### Task objective:
Take each line that has the word "name" and return it.

----- Excerpted data -----

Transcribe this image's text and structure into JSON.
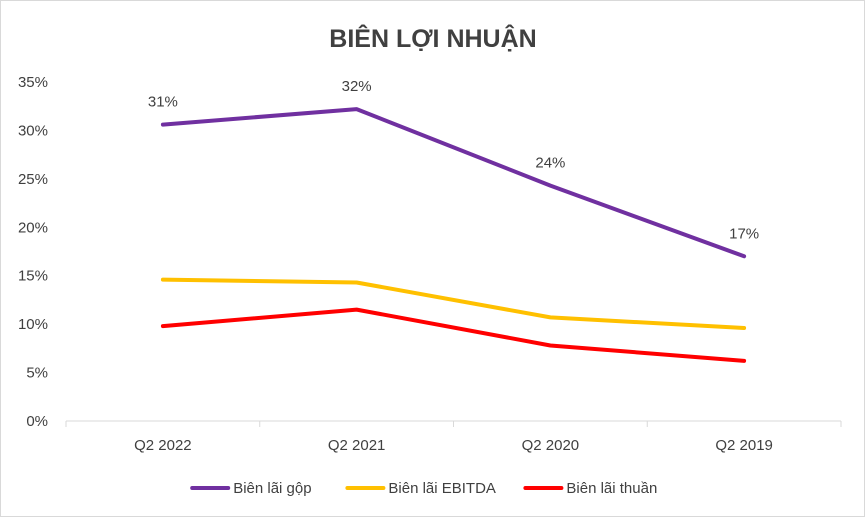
{
  "chart_data": {
    "type": "line",
    "title": "BIÊN LỢI NHUẬN",
    "xlabel": "",
    "ylabel": "",
    "categories": [
      "Q2 2022",
      "Q2 2021",
      "Q2 2020",
      "Q2 2019"
    ],
    "ylim": [
      0,
      35
    ],
    "yticks": [
      0,
      5,
      10,
      15,
      20,
      25,
      30,
      35
    ],
    "ytick_labels": [
      "0%",
      "5%",
      "10%",
      "15%",
      "20%",
      "25%",
      "30%",
      "35%"
    ],
    "grid": false,
    "legend_position": "bottom",
    "series": [
      {
        "name": "Biên lãi gộp",
        "color": "#7030a0",
        "values": [
          30.6,
          32.2,
          24.3,
          17.0
        ],
        "data_labels": [
          "31%",
          "32%",
          "24%",
          "17%"
        ]
      },
      {
        "name": "Biên lãi EBITDA",
        "color": "#ffc000",
        "values": [
          14.6,
          14.3,
          10.7,
          9.6
        ],
        "data_labels": []
      },
      {
        "name": "Biên lãi thuần",
        "color": "#ff0000",
        "values": [
          9.8,
          11.5,
          7.8,
          6.2
        ],
        "data_labels": []
      }
    ]
  }
}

-----

### The result:
        "name": "Biên lãi gộp",
        "name": "Biên lãi EBITDA",
        "name": "Biên lãi thuần",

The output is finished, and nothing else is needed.